===== Data to process =====

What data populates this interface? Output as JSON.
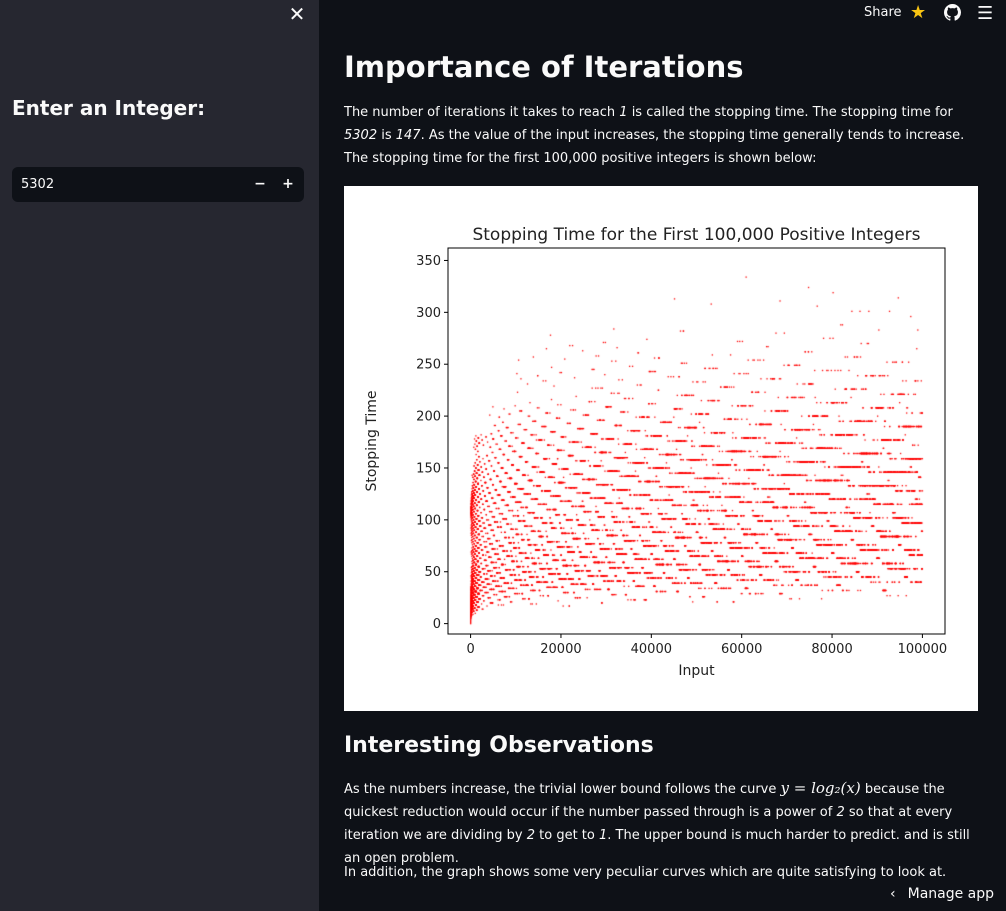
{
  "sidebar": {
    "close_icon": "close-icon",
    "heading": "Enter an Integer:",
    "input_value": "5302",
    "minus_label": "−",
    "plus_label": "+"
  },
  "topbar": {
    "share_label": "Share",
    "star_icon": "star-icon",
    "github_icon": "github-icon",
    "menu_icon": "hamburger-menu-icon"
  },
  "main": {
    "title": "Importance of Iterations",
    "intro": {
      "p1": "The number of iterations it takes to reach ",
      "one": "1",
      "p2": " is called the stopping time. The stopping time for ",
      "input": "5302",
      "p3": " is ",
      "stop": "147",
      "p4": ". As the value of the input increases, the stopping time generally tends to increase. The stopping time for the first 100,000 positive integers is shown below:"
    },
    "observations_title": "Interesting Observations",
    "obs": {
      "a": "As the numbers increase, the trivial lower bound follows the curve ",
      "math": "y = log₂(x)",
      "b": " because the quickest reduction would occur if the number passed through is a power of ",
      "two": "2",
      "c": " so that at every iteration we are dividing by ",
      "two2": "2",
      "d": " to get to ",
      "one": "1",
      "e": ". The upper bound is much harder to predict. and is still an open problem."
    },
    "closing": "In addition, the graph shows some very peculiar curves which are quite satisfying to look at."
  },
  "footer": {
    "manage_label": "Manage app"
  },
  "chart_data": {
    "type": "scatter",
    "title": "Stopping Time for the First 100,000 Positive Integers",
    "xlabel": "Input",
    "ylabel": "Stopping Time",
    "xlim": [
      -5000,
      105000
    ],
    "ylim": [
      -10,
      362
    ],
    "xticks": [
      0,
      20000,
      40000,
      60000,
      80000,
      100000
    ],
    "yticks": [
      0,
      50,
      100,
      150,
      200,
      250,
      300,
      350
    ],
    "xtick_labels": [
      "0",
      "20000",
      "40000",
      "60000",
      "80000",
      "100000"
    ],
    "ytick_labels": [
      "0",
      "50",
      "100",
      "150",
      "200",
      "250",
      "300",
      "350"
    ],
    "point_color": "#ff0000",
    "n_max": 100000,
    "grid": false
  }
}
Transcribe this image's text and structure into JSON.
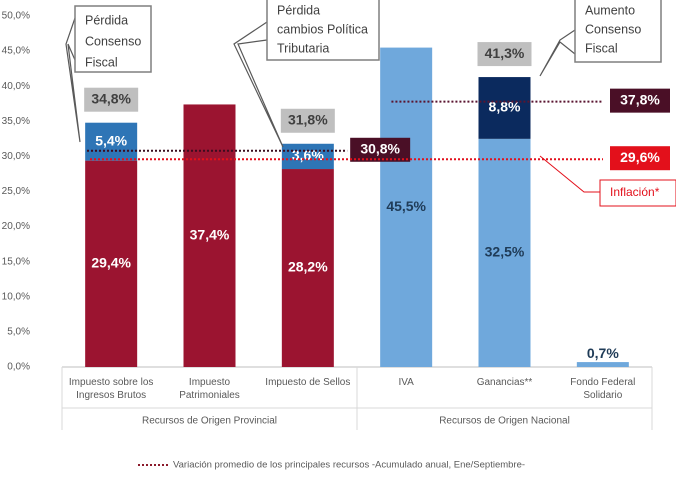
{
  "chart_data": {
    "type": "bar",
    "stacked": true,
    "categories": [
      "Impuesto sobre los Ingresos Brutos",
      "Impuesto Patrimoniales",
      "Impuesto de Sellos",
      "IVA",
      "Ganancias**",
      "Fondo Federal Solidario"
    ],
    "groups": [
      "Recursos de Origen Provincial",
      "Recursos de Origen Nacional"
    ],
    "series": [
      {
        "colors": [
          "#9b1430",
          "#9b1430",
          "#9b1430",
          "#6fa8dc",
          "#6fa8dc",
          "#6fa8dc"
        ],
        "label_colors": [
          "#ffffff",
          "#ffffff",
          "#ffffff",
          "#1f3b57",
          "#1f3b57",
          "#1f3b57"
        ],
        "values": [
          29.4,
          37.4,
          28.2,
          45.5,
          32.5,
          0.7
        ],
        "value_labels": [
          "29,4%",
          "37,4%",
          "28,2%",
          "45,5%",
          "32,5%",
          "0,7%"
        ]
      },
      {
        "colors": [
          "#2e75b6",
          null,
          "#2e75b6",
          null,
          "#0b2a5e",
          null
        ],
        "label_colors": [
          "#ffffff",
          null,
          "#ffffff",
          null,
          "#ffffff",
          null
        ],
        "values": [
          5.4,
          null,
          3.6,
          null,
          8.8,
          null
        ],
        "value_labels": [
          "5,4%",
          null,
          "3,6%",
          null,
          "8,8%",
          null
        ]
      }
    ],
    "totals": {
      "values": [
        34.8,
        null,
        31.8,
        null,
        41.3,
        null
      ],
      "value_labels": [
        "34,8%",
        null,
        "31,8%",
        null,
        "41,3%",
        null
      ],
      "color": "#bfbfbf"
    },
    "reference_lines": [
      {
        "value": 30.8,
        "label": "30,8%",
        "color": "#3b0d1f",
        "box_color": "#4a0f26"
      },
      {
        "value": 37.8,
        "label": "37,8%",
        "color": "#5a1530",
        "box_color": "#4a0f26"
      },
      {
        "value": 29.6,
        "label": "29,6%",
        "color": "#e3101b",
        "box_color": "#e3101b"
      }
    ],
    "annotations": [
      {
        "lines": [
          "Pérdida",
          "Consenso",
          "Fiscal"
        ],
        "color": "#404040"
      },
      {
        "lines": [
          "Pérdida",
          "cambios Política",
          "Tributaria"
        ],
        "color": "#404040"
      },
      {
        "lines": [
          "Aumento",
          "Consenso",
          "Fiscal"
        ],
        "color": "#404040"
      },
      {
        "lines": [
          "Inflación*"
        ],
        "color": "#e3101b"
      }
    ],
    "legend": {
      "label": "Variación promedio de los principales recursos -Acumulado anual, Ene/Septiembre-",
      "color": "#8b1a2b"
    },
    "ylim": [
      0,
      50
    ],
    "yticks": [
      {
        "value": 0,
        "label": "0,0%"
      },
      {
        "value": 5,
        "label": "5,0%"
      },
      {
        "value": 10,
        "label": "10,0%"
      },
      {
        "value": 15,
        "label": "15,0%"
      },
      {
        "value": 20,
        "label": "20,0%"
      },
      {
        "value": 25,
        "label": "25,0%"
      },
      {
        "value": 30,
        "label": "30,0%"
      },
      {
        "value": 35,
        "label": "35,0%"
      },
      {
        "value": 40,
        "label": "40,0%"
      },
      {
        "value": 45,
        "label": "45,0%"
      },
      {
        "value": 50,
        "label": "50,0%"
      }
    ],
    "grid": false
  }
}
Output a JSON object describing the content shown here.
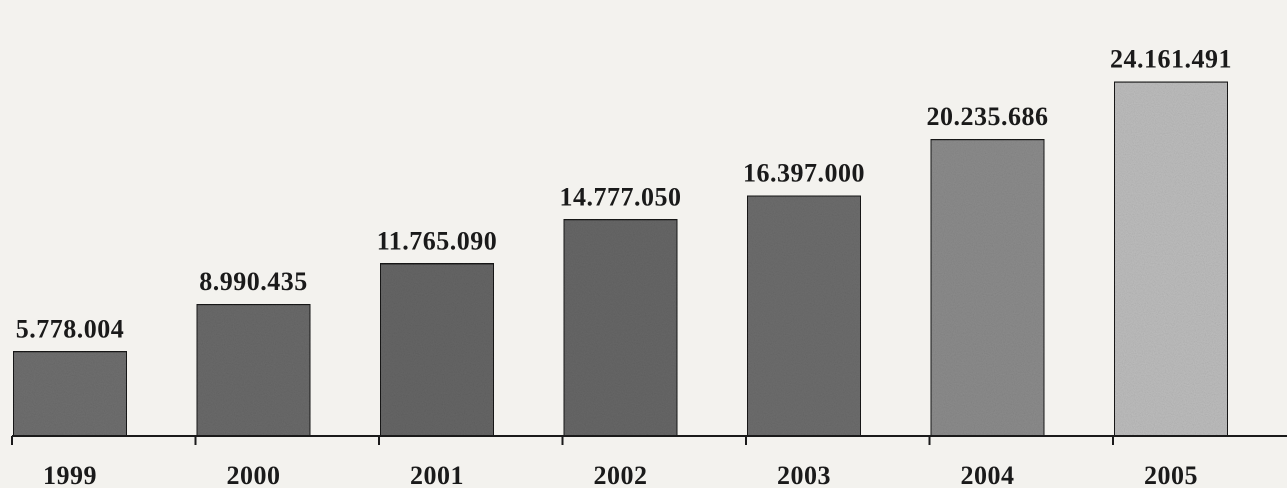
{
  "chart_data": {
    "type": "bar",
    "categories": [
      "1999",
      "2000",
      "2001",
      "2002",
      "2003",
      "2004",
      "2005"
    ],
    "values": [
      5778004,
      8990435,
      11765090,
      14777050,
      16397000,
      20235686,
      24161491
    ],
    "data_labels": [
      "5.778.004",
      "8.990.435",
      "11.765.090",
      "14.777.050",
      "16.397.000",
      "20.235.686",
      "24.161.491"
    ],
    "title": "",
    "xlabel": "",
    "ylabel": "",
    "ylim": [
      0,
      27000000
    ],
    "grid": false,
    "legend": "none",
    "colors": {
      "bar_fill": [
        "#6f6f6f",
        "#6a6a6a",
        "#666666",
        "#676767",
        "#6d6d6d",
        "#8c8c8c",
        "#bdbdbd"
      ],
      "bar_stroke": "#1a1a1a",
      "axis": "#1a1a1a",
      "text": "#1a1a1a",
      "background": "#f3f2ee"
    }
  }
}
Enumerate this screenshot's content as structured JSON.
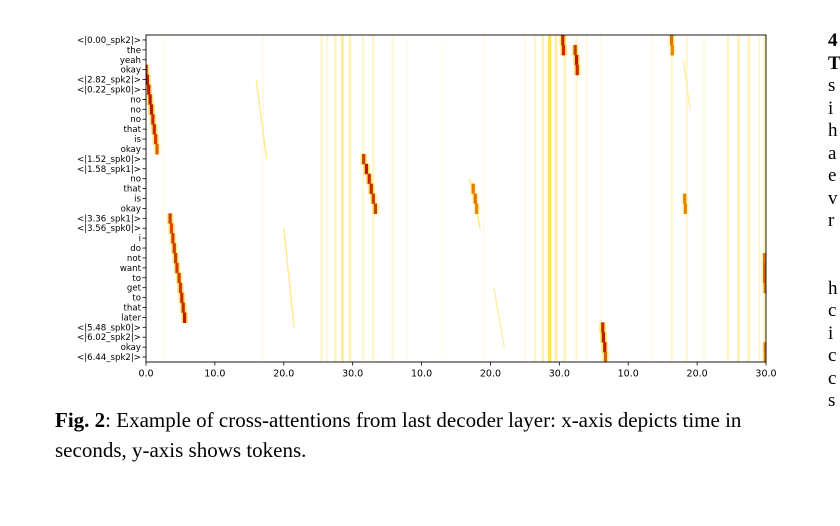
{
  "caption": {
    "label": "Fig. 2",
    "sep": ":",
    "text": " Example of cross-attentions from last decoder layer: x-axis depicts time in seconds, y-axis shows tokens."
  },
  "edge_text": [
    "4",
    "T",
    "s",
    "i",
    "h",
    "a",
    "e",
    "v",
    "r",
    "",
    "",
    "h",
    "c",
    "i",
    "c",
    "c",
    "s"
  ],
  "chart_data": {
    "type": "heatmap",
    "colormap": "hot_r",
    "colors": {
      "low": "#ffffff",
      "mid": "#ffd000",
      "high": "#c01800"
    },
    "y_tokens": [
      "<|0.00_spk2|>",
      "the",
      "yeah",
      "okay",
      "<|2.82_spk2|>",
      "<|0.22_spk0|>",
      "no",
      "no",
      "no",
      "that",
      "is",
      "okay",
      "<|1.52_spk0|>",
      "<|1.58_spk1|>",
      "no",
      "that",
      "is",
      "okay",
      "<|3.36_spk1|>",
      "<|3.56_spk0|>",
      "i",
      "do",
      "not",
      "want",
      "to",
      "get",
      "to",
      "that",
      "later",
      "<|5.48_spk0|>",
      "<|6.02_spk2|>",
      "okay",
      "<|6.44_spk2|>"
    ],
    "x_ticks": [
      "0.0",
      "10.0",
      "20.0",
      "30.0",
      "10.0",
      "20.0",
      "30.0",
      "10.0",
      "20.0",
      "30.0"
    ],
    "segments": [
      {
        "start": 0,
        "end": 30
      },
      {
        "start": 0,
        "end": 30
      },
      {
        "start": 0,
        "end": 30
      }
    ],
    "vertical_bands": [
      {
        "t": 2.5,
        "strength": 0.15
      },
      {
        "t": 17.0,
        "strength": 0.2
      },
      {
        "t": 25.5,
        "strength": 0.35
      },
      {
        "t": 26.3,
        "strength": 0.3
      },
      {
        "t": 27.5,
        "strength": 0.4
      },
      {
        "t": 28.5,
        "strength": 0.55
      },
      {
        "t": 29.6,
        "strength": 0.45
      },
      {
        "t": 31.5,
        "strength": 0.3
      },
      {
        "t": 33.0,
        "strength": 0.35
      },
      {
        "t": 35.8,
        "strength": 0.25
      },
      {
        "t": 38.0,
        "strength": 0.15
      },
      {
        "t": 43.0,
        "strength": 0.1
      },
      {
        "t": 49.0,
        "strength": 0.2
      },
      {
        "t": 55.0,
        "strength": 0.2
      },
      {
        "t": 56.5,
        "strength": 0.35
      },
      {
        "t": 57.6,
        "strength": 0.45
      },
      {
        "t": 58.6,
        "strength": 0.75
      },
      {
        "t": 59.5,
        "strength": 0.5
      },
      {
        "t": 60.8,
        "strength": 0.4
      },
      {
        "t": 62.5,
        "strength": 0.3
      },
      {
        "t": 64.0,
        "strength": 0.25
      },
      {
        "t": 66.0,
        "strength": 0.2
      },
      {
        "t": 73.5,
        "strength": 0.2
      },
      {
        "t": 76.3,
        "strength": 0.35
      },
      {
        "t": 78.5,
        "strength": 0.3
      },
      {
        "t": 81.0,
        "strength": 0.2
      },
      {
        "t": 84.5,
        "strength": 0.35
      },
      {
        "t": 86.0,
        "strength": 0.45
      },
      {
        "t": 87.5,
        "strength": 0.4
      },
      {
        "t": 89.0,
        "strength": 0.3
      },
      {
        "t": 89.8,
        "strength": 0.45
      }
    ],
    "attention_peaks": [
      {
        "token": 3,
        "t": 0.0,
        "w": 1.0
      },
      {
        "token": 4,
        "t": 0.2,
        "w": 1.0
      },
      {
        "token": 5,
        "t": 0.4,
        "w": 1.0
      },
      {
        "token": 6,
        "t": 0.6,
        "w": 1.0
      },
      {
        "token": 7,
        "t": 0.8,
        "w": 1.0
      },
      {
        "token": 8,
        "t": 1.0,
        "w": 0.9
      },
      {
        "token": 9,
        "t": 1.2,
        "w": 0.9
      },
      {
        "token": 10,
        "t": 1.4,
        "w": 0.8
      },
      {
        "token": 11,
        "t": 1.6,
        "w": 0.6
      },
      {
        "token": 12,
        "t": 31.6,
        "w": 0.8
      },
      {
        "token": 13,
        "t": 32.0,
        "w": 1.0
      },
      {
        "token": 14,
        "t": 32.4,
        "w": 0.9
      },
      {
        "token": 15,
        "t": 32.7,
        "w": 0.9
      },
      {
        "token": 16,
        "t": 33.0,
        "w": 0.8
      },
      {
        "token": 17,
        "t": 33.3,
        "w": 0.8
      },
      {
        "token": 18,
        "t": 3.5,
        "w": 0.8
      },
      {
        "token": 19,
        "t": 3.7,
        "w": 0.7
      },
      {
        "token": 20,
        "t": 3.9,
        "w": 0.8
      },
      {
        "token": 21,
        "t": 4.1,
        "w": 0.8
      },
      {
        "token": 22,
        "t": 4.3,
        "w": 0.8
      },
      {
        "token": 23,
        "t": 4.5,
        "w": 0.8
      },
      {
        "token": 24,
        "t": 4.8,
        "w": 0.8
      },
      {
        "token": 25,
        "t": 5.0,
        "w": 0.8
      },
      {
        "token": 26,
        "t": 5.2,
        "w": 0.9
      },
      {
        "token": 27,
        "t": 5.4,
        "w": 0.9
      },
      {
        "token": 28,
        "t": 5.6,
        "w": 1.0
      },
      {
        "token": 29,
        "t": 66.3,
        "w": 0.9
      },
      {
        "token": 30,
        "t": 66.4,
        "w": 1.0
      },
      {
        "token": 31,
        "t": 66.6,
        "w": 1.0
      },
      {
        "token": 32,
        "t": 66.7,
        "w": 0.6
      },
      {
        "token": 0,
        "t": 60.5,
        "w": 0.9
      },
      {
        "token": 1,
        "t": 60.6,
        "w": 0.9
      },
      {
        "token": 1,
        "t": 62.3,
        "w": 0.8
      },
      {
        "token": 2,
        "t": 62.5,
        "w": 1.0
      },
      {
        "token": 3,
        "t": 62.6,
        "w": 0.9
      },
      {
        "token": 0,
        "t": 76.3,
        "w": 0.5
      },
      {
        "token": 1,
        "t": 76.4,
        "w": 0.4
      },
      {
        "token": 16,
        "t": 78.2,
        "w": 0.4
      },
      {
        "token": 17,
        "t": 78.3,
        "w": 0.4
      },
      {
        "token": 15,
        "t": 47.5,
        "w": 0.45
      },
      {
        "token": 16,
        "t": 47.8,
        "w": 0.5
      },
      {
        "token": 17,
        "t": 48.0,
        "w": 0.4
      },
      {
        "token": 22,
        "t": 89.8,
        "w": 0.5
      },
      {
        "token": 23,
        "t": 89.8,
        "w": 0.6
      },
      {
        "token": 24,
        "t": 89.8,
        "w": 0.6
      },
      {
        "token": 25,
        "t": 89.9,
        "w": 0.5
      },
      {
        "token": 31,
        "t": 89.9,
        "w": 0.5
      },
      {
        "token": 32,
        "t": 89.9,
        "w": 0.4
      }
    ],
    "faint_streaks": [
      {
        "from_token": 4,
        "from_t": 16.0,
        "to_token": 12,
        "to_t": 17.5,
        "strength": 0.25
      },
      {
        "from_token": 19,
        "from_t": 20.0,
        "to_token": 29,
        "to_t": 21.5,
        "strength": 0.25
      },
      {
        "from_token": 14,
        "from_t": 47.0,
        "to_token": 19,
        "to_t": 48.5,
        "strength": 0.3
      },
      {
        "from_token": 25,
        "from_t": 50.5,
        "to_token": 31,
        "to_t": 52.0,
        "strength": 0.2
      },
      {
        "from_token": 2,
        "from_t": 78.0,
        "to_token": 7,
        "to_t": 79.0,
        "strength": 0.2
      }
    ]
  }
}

=====

• **Goal of the exercise**: Using the records above, find and show each line with the string "icon".

• **Final result**:
    "close_icon": "close-icon",
    "star_icon": "star-icon",
    "github_icon": "github-icon",
    "menu_icon": "hamburger-menu-icon"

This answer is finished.